◆ Work required ◆
List every line in this data where the string "visning" occurs.
____ Data extract
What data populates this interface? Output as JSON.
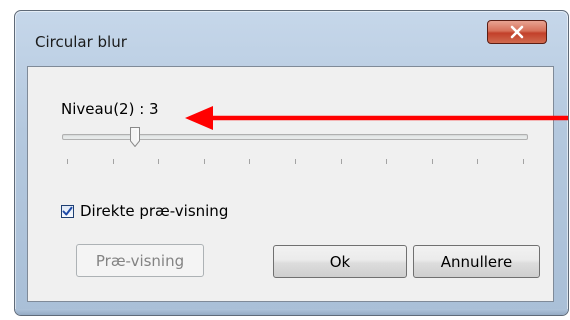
{
  "window": {
    "title": "Circular blur"
  },
  "level": {
    "label": "Niveau(2) : 3",
    "value": 3,
    "min": 0,
    "max": 20
  },
  "slider": {
    "tick_count": 11
  },
  "checkbox": {
    "label": "Direkte præ-visning",
    "checked": true
  },
  "buttons": {
    "preview_label": "Præ-visning",
    "ok_label": "Ok",
    "cancel_label": "Annullere"
  },
  "icons": {
    "close": "close-icon",
    "check": "checkmark-icon",
    "annotation": "red-arrow-icon"
  },
  "colors": {
    "close_button": "#c2402a",
    "checkbox_border": "#1e3f72",
    "check_mark": "#1e4aa8",
    "annotation_arrow": "#ff0000"
  }
}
________
◆ Exercise result ◆
    "label": "Direkte præ-visning",
    "preview_label": "Præ-visning",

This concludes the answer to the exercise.